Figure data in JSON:
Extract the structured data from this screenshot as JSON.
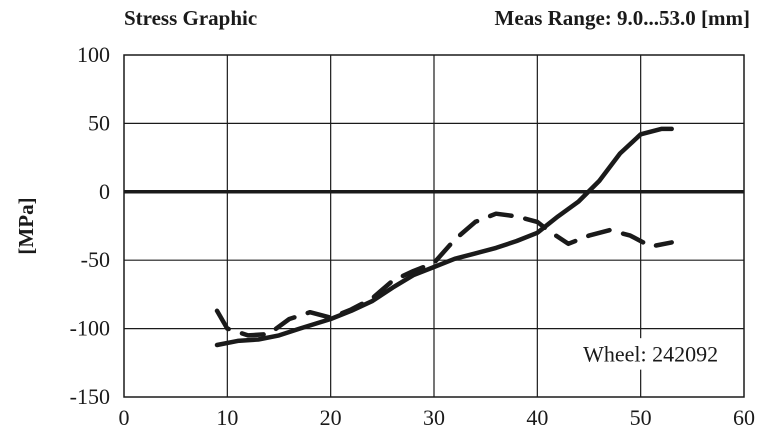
{
  "chart_data": {
    "type": "line",
    "title": "Stress Graphic",
    "subtitle": "Meas Range: 9.0...53.0 [mm]",
    "ylabel": "[MPa]",
    "xlabel": "",
    "xlim": [
      0,
      60
    ],
    "ylim": [
      -150,
      100
    ],
    "xticks": [
      "0",
      "10",
      "20",
      "30",
      "40",
      "50",
      "60"
    ],
    "yticks": [
      "100",
      "50",
      "0",
      "-50",
      "-100",
      "-150"
    ],
    "grid": true,
    "annotation": "Wheel: 242092",
    "series": [
      {
        "style": "solid",
        "x": [
          9,
          11,
          13,
          15,
          17,
          20,
          22,
          24,
          26,
          28,
          30,
          32,
          34,
          36,
          38,
          40,
          42,
          44,
          46,
          48,
          50,
          52,
          53
        ],
        "y": [
          -112,
          -109,
          -108,
          -105,
          -100,
          -93,
          -87,
          -80,
          -70,
          -61,
          -55,
          -49,
          -45,
          -41,
          -36,
          -30,
          -18,
          -7,
          8,
          28,
          42,
          46,
          46
        ]
      },
      {
        "style": "dashed",
        "x": [
          9,
          10,
          12,
          14,
          16,
          18,
          20,
          22,
          24,
          26,
          28,
          30,
          32,
          34,
          36,
          38,
          40,
          41,
          43,
          45,
          47,
          49,
          51,
          53
        ],
        "y": [
          -87,
          -100,
          -105,
          -104,
          -93,
          -88,
          -92,
          -86,
          -78,
          -65,
          -58,
          -52,
          -35,
          -22,
          -16,
          -18,
          -22,
          -28,
          -38,
          -32,
          -28,
          -32,
          -40,
          -37
        ]
      }
    ]
  }
}
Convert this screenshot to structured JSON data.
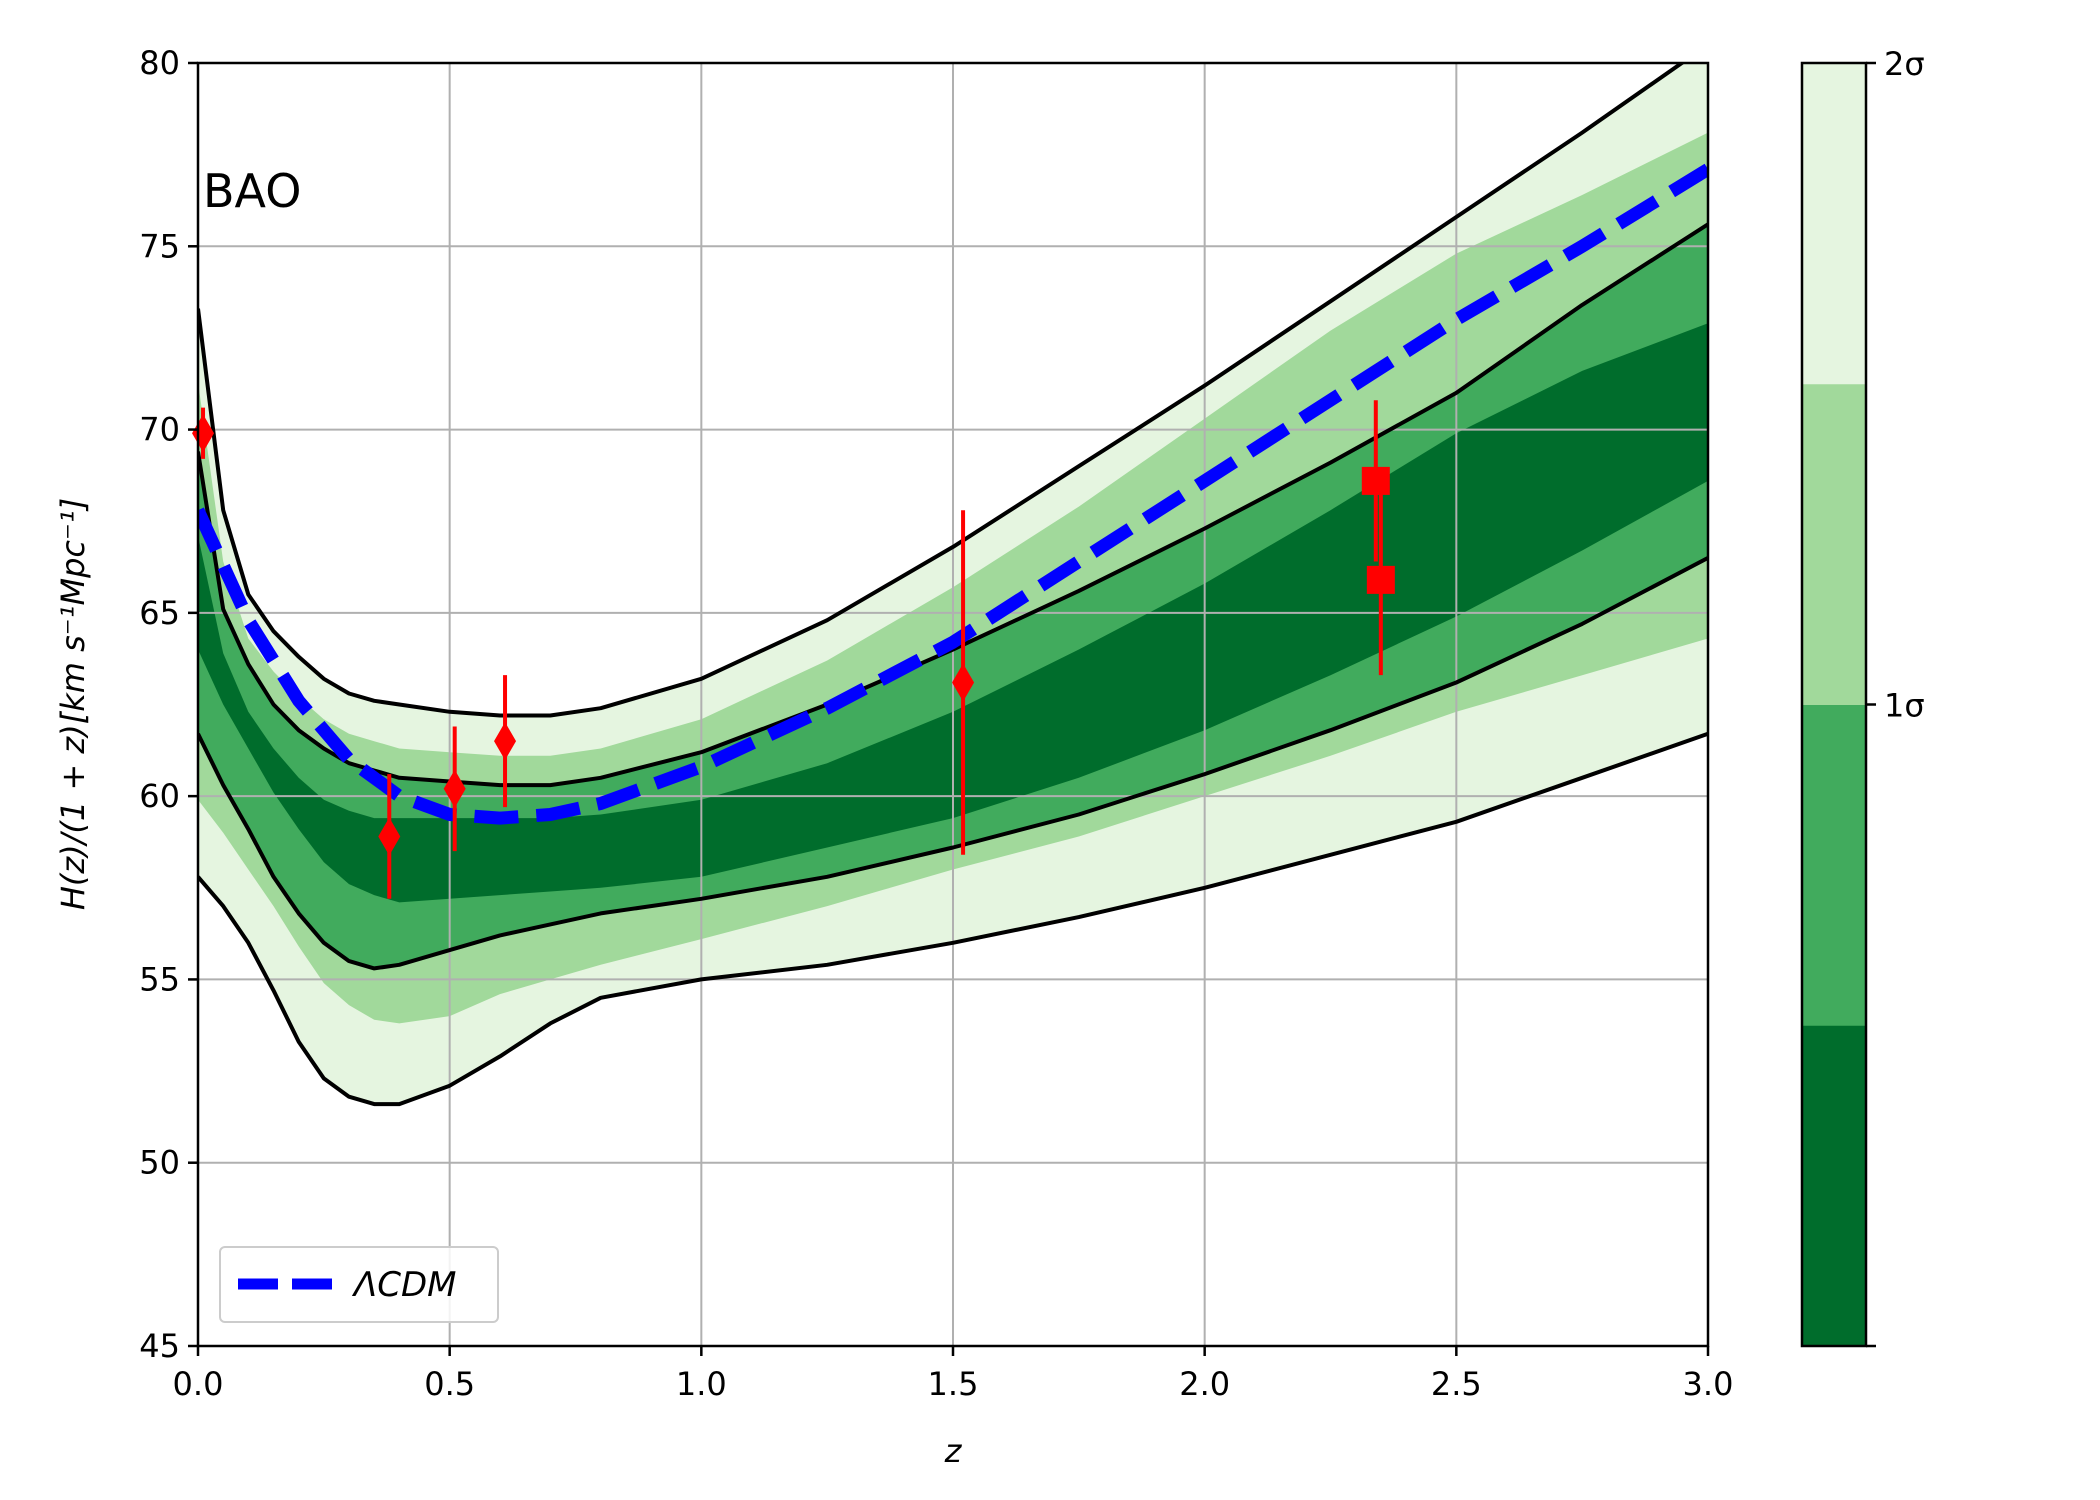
{
  "chart_data": {
    "type": "area",
    "xlabel": "z",
    "ylabel": "H(z)/(1 + z)[km s⁻¹Mpc⁻¹]",
    "xlim": [
      0.0,
      3.0
    ],
    "ylim": [
      45,
      80
    ],
    "x_ticks": [
      "0.0",
      "0.5",
      "1.0",
      "1.5",
      "2.0",
      "2.5",
      "3.0"
    ],
    "y_ticks": [
      "45",
      "50",
      "55",
      "60",
      "65",
      "70",
      "75",
      "80"
    ],
    "grid": true,
    "annotation": "BAO",
    "legend": {
      "placement": "lower-left",
      "label": "ΛCDM"
    },
    "colorbar": {
      "tick_labels": [
        "1σ",
        "2σ"
      ],
      "level_colors": [
        "#006d2c",
        "#41ab5d",
        "#a1d99b",
        "#e5f5e0"
      ]
    },
    "band_x": [
      0.0,
      0.05,
      0.1,
      0.15,
      0.2,
      0.25,
      0.3,
      0.35,
      0.4,
      0.5,
      0.6,
      0.7,
      0.8,
      1.0,
      1.25,
      1.5,
      1.75,
      2.0,
      2.25,
      2.5,
      2.75,
      3.0
    ],
    "bands": [
      {
        "level": "2σ",
        "color": "#e5f5e0",
        "upper": [
          73.3,
          67.8,
          65.5,
          64.5,
          63.8,
          63.2,
          62.8,
          62.6,
          62.5,
          62.3,
          62.2,
          62.2,
          62.4,
          63.2,
          64.8,
          66.8,
          69.0,
          71.2,
          73.5,
          75.8,
          78.1,
          80.5
        ],
        "lower": [
          57.8,
          57.0,
          56.0,
          54.7,
          53.3,
          52.3,
          51.8,
          51.6,
          51.6,
          52.1,
          52.9,
          53.8,
          54.5,
          55.0,
          55.4,
          56.0,
          56.7,
          57.5,
          58.4,
          59.3,
          60.5,
          61.7
        ]
      },
      {
        "level": "inner 2σ",
        "color": "#a1d99b",
        "upper": [
          71.3,
          66.4,
          64.3,
          63.4,
          62.7,
          62.1,
          61.7,
          61.5,
          61.3,
          61.2,
          61.1,
          61.1,
          61.3,
          62.1,
          63.7,
          65.7,
          67.9,
          70.3,
          72.7,
          74.8,
          76.4,
          78.1
        ],
        "lower": [
          59.9,
          59.0,
          58.0,
          57.0,
          55.9,
          54.9,
          54.3,
          53.9,
          53.8,
          54.0,
          54.6,
          55.0,
          55.4,
          56.1,
          57.0,
          58.0,
          58.9,
          60.0,
          61.1,
          62.3,
          63.3,
          64.3
        ]
      },
      {
        "level": "1σ",
        "color": "#41ab5d",
        "upper": [
          69.4,
          65.1,
          63.6,
          62.5,
          61.8,
          61.3,
          60.9,
          60.7,
          60.5,
          60.4,
          60.3,
          60.3,
          60.5,
          61.2,
          62.5,
          64.0,
          65.6,
          67.3,
          69.1,
          71.0,
          73.4,
          75.6
        ],
        "lower": [
          61.7,
          60.3,
          59.1,
          57.8,
          56.8,
          56.0,
          55.5,
          55.3,
          55.4,
          55.8,
          56.2,
          56.5,
          56.8,
          57.2,
          57.8,
          58.6,
          59.5,
          60.6,
          61.8,
          63.1,
          64.7,
          66.5
        ]
      },
      {
        "level": "inner 1σ",
        "color": "#006d2c",
        "upper": [
          67.1,
          63.9,
          62.3,
          61.3,
          60.5,
          59.9,
          59.6,
          59.4,
          59.4,
          59.4,
          59.4,
          59.4,
          59.5,
          59.9,
          60.9,
          62.3,
          64.0,
          65.8,
          67.8,
          69.9,
          71.6,
          72.9
        ],
        "lower": [
          64.0,
          62.5,
          61.3,
          60.1,
          59.1,
          58.2,
          57.6,
          57.3,
          57.1,
          57.2,
          57.3,
          57.4,
          57.5,
          57.8,
          58.6,
          59.4,
          60.5,
          61.8,
          63.3,
          64.9,
          66.7,
          68.6
        ]
      }
    ],
    "contour_lines": [
      {
        "name": "2σ upper",
        "y": [
          73.3,
          67.8,
          65.5,
          64.5,
          63.8,
          63.2,
          62.8,
          62.6,
          62.5,
          62.3,
          62.2,
          62.2,
          62.4,
          63.2,
          64.8,
          66.8,
          69.0,
          71.2,
          73.5,
          75.8,
          78.1,
          80.5
        ]
      },
      {
        "name": "1σ upper",
        "y": [
          69.4,
          65.1,
          63.6,
          62.5,
          61.8,
          61.3,
          60.9,
          60.7,
          60.5,
          60.4,
          60.3,
          60.3,
          60.5,
          61.2,
          62.5,
          64.0,
          65.6,
          67.3,
          69.1,
          71.0,
          73.4,
          75.6
        ]
      },
      {
        "name": "1σ lower",
        "y": [
          61.7,
          60.3,
          59.1,
          57.8,
          56.8,
          56.0,
          55.5,
          55.3,
          55.4,
          55.8,
          56.2,
          56.5,
          56.8,
          57.2,
          57.8,
          58.6,
          59.5,
          60.6,
          61.8,
          63.1,
          64.7,
          66.5
        ]
      },
      {
        "name": "2σ lower",
        "y": [
          57.8,
          57.0,
          56.0,
          54.7,
          53.3,
          52.3,
          51.8,
          51.6,
          51.6,
          52.1,
          52.9,
          53.8,
          54.5,
          55.0,
          55.4,
          56.0,
          56.7,
          57.5,
          58.4,
          59.3,
          60.5,
          61.7
        ]
      }
    ],
    "series": [
      {
        "name": "ΛCDM",
        "color": "#0000ff",
        "style": "dashed",
        "x": [
          0.0,
          0.1,
          0.2,
          0.3,
          0.4,
          0.5,
          0.6,
          0.7,
          0.8,
          1.0,
          1.25,
          1.5,
          1.75,
          2.0,
          2.25,
          2.5,
          2.75,
          3.0
        ],
        "y": [
          67.8,
          64.8,
          62.6,
          61.0,
          60.0,
          59.5,
          59.4,
          59.5,
          59.8,
          60.8,
          62.4,
          64.2,
          66.4,
          68.6,
          70.8,
          73.0,
          75.0,
          77.1
        ]
      }
    ],
    "data_points": [
      {
        "z": 0.01,
        "H": 69.9,
        "err": 0.7,
        "marker": "diamond"
      },
      {
        "z": 0.38,
        "H": 58.9,
        "err": 1.7,
        "marker": "diamond"
      },
      {
        "z": 0.51,
        "H": 60.2,
        "err": 1.7,
        "marker": "diamond"
      },
      {
        "z": 0.61,
        "H": 61.5,
        "err": 1.8,
        "marker": "diamond"
      },
      {
        "z": 1.52,
        "H": 63.1,
        "err": 4.7,
        "marker": "diamond"
      },
      {
        "z": 2.34,
        "H": 68.6,
        "err": 2.2,
        "marker": "square"
      },
      {
        "z": 2.35,
        "H": 65.9,
        "err": 2.6,
        "marker": "square"
      }
    ],
    "point_color": "#ff0000"
  }
}
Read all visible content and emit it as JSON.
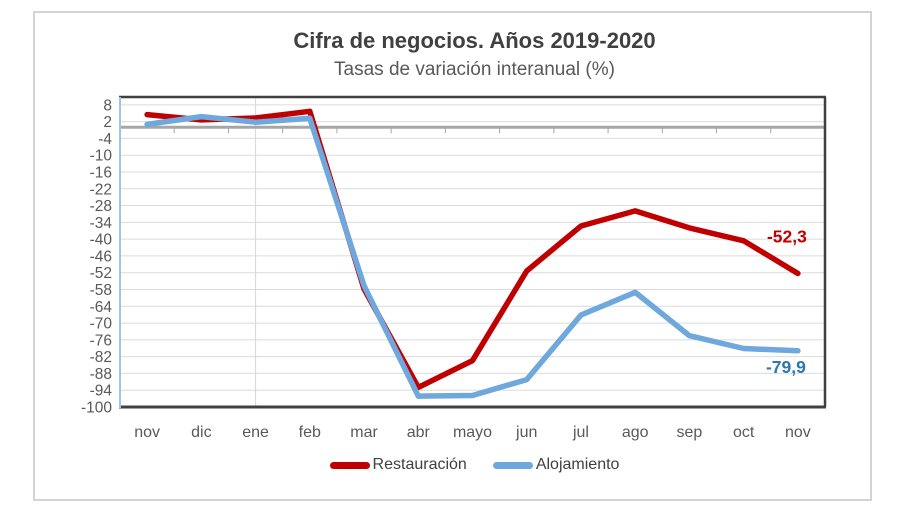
{
  "chart": {
    "title": "Cifra de negocios. Años 2019-2020",
    "subtitle": "Tasas de variación interanual (%)"
  },
  "chart_data": {
    "type": "line",
    "title": "Cifra de negocios. Años 2019-2020",
    "subtitle": "Tasas de variación interanual (%)",
    "categories": [
      "nov",
      "dic",
      "ene",
      "feb",
      "mar",
      "abr",
      "mayo",
      "jun",
      "jul",
      "ago",
      "sep",
      "oct",
      "nov"
    ],
    "series": [
      {
        "name": "Restauración",
        "color": "#c00000",
        "label_color": "#c00000",
        "end_label": "-52,3",
        "values": [
          4.5,
          2.6,
          3.3,
          5.7,
          -57.8,
          -93.0,
          -83.4,
          -51.4,
          -35.3,
          -29.9,
          -36.0,
          -40.6,
          -52.3
        ]
      },
      {
        "name": "Alojamiento",
        "color": "#6fa8dc",
        "label_color": "#2e75b6",
        "end_label": "-79,9",
        "values": [
          1.0,
          3.8,
          1.8,
          3.2,
          -56.6,
          -96.1,
          -95.9,
          -90.2,
          -67.1,
          -59.0,
          -74.5,
          -79.1,
          -79.9
        ]
      }
    ],
    "xlabel": "",
    "ylabel": "",
    "ylim": [
      -100,
      10.8
    ],
    "yticks": [
      8,
      2,
      -4,
      -10,
      -16,
      -22,
      -28,
      -34,
      -40,
      -46,
      -52,
      -58,
      -64,
      -70,
      -76,
      -82,
      -88,
      -94,
      -100
    ],
    "grid": true,
    "legend_position": "bottom",
    "year_divider_at_category": "ene",
    "axis_colors": {
      "gridline": "#dbdbdb",
      "zero_line": "#a6a6a6",
      "plot_border": "#404040",
      "left_border": "#9dc3e6",
      "tick_text": "#595959"
    }
  }
}
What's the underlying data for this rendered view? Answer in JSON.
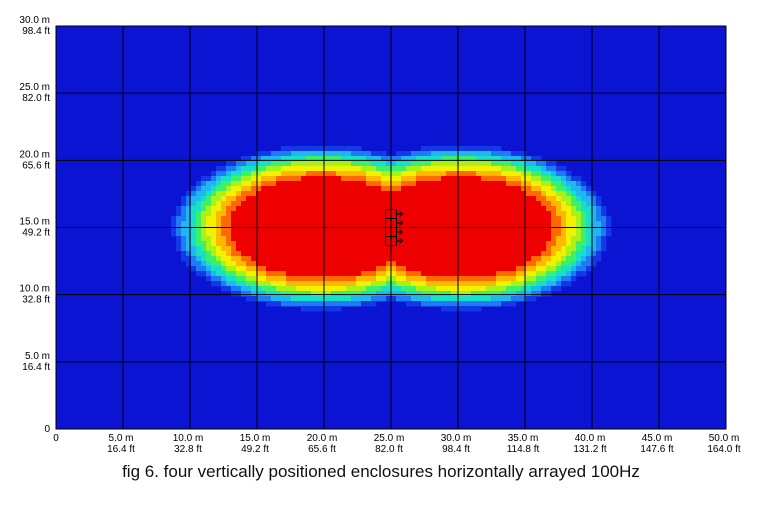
{
  "chart_data": {
    "type": "heatmap",
    "title": "",
    "xlabel": "",
    "ylabel": "",
    "xlim": [
      0,
      50
    ],
    "ylim": [
      0,
      30
    ],
    "grid": true,
    "x_ticks": [
      {
        "value": 0,
        "label": "0",
        "label2": ""
      },
      {
        "value": 5,
        "label": "5.0 m",
        "label2": "16.4 ft"
      },
      {
        "value": 10,
        "label": "10.0 m",
        "label2": "32.8 ft"
      },
      {
        "value": 15,
        "label": "15.0 m",
        "label2": "49.2 ft"
      },
      {
        "value": 20,
        "label": "20.0 m",
        "label2": "65.6 ft"
      },
      {
        "value": 25,
        "label": "25.0 m",
        "label2": "82.0 ft"
      },
      {
        "value": 30,
        "label": "30.0 m",
        "label2": "98.4 ft"
      },
      {
        "value": 35,
        "label": "35.0 m",
        "label2": "114.8 ft"
      },
      {
        "value": 40,
        "label": "40.0 m",
        "label2": "131.2 ft"
      },
      {
        "value": 45,
        "label": "45.0 m",
        "label2": "147.6 ft"
      },
      {
        "value": 50,
        "label": "50.0 m",
        "label2": "164.0 ft"
      }
    ],
    "y_ticks": [
      {
        "value": 0,
        "label": "0",
        "label2": ""
      },
      {
        "value": 5,
        "label": "5.0 m",
        "label2": "16.4 ft"
      },
      {
        "value": 10,
        "label": "10.0 m",
        "label2": "32.8 ft"
      },
      {
        "value": 15,
        "label": "15.0 m",
        "label2": "49.2 ft"
      },
      {
        "value": 20,
        "label": "20.0 m",
        "label2": "65.6 ft"
      },
      {
        "value": 25,
        "label": "25.0 m",
        "label2": "82.0 ft"
      },
      {
        "value": 30,
        "label": "30.0 m",
        "label2": "98.4 ft"
      }
    ],
    "sources": {
      "center_x": 25,
      "center_y": 15,
      "count": 4,
      "orientation": "vertical stack, facing right"
    },
    "lobes": [
      {
        "cx": 19.8,
        "cy": 15,
        "sx": 11.5,
        "sy": 6.3
      },
      {
        "cx": 30.2,
        "cy": 15,
        "sx": 11.5,
        "sy": 6.3
      }
    ],
    "colormap": [
      "#0b14d2",
      "#1238e8",
      "#1c7cf5",
      "#1fb7f0",
      "#18e0c8",
      "#3cf06a",
      "#a8f21c",
      "#f2f200",
      "#ffb800",
      "#ff6a00",
      "#ee0000"
    ],
    "background_color": "#0b14d2",
    "grid_color": "#000000"
  },
  "caption": "fig 6. four vertically positioned enclosures horizontally arrayed 100Hz"
}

* [EXERCISE OBJECTIVE] Lines holding the word "interanual" in the entries above are the ones to pull out. Copy them all.

* [RESULT]
    "subtitle": "Tasas de variación interanual (%)"
    "subtitle": "Tasas de variación interanual (%)",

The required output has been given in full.